■ Recorded data ■
begin
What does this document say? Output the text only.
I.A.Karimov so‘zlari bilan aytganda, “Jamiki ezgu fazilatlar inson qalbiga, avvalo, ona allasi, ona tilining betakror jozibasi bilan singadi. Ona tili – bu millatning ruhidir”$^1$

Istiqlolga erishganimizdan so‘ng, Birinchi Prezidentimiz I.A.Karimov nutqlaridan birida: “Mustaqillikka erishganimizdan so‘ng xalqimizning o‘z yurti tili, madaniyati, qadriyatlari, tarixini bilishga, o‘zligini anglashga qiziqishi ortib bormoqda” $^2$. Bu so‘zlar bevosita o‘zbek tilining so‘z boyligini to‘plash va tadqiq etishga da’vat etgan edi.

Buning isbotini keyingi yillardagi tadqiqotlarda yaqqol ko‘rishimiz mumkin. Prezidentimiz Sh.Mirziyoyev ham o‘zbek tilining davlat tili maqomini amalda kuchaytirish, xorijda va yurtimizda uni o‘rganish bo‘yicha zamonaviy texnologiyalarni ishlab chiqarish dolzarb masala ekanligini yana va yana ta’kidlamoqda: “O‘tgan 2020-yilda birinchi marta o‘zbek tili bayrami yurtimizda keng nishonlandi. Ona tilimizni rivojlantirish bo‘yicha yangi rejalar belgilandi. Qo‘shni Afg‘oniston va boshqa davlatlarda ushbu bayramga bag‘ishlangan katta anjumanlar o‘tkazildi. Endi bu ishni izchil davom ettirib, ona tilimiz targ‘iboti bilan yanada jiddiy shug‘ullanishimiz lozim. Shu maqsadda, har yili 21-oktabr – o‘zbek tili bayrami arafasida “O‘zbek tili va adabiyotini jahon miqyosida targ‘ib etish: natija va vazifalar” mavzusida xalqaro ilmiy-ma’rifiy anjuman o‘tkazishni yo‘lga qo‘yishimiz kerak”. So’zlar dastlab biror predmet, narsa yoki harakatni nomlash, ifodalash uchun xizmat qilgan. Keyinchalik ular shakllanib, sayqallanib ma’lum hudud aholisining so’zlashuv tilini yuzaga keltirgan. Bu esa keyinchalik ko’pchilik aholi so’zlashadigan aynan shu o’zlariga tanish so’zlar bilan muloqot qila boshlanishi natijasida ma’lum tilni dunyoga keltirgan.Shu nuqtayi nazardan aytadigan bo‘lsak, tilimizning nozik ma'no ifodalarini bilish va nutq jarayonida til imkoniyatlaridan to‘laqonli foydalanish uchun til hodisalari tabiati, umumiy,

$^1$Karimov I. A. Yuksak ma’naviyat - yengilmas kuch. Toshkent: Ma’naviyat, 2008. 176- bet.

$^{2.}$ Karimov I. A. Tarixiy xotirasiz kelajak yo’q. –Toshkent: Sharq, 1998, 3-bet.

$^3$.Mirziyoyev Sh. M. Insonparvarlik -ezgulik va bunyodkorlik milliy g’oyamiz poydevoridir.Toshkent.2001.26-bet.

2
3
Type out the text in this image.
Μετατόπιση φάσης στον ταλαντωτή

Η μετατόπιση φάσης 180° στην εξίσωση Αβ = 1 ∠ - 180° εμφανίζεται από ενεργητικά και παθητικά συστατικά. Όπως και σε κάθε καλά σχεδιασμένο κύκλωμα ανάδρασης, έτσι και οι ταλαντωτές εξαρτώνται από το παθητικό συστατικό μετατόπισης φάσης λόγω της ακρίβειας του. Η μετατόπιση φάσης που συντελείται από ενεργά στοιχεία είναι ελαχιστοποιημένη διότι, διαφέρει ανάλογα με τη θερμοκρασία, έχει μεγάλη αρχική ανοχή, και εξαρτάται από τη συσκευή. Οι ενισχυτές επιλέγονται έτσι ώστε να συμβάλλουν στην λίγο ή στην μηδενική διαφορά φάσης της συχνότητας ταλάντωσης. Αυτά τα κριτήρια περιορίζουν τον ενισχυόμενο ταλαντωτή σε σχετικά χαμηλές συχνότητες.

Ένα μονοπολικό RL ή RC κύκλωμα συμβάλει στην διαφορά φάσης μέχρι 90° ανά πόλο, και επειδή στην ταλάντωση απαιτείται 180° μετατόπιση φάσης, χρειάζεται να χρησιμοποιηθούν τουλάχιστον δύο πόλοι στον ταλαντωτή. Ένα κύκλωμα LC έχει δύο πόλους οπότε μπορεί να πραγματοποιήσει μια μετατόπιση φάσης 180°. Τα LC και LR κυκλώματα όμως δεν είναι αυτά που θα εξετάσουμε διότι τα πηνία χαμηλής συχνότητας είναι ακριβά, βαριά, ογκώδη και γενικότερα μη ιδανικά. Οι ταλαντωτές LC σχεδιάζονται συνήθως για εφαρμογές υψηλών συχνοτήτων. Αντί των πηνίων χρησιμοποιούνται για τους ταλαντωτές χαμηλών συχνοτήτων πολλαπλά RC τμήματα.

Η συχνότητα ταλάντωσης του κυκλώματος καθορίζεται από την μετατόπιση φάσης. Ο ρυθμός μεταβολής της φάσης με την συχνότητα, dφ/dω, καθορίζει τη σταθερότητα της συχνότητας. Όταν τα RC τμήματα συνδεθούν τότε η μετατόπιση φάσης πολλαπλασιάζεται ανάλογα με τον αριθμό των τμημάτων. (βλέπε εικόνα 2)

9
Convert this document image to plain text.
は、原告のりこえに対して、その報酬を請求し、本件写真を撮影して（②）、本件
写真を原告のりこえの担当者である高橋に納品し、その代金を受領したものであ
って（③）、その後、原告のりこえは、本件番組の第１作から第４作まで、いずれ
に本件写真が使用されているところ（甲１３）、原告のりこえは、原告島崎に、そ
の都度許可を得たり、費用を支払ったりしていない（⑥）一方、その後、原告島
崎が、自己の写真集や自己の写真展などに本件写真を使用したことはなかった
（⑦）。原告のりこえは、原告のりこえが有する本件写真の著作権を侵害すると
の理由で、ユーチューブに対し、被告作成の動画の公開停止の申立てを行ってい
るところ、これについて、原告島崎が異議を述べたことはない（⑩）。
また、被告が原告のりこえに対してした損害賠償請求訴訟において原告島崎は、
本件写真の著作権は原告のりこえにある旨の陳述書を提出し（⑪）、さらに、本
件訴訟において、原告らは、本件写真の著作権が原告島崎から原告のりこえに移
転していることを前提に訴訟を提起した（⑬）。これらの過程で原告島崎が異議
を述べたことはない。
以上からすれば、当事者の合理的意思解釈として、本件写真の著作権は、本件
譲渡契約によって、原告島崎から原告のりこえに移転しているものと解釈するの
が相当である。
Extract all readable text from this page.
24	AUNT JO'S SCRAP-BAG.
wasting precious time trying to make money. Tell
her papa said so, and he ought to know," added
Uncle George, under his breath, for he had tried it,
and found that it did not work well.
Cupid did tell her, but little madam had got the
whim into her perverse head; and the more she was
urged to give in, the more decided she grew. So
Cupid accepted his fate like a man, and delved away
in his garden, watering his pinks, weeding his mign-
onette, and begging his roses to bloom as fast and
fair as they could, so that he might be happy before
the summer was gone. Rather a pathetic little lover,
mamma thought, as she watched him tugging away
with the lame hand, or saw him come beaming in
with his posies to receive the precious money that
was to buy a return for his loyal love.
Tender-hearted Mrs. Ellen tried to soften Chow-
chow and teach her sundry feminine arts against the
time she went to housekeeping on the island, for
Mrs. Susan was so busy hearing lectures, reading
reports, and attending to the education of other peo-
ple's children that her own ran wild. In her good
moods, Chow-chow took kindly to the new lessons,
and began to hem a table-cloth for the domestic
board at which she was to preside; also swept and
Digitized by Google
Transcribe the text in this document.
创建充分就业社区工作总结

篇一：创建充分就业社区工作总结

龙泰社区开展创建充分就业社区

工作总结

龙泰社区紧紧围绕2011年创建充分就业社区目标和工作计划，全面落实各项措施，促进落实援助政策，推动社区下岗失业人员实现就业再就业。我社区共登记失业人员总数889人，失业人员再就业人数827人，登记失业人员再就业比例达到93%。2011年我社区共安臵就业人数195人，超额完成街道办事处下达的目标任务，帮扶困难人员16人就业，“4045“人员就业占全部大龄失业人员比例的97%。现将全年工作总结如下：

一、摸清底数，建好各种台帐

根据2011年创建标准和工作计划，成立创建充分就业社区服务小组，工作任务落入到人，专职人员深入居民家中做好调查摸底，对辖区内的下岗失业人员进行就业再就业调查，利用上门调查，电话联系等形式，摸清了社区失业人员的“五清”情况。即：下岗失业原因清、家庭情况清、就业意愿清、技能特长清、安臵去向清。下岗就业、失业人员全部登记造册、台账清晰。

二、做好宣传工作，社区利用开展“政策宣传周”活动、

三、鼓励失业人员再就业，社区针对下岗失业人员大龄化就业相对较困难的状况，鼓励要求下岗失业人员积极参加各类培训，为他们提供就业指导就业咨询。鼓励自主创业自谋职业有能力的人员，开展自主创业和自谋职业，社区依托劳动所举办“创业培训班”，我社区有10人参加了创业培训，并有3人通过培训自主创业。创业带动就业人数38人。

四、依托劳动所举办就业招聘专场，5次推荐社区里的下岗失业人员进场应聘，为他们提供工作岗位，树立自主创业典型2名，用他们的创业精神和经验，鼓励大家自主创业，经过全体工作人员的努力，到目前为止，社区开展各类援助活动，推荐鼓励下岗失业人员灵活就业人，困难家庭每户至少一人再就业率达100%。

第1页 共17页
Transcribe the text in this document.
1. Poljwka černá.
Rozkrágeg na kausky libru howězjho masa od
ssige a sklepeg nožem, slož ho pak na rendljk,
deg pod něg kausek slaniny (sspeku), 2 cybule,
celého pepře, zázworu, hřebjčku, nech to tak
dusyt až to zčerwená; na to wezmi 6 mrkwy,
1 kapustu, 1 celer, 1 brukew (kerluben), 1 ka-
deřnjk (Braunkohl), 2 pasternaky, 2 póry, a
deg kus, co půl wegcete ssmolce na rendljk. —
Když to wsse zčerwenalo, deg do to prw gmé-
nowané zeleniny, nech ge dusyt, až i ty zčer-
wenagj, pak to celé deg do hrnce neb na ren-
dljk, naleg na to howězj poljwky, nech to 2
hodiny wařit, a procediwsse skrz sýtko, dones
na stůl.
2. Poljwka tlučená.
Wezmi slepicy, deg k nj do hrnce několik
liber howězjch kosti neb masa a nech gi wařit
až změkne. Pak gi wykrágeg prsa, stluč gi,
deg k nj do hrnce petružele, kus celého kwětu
end
■ Work to complete ■
Pick out every line of the listing containing the word "more", and show those lines.

■ Exercise output ■
whim into her perverse head; and the more she was
urged to give in, the more decided she grew. So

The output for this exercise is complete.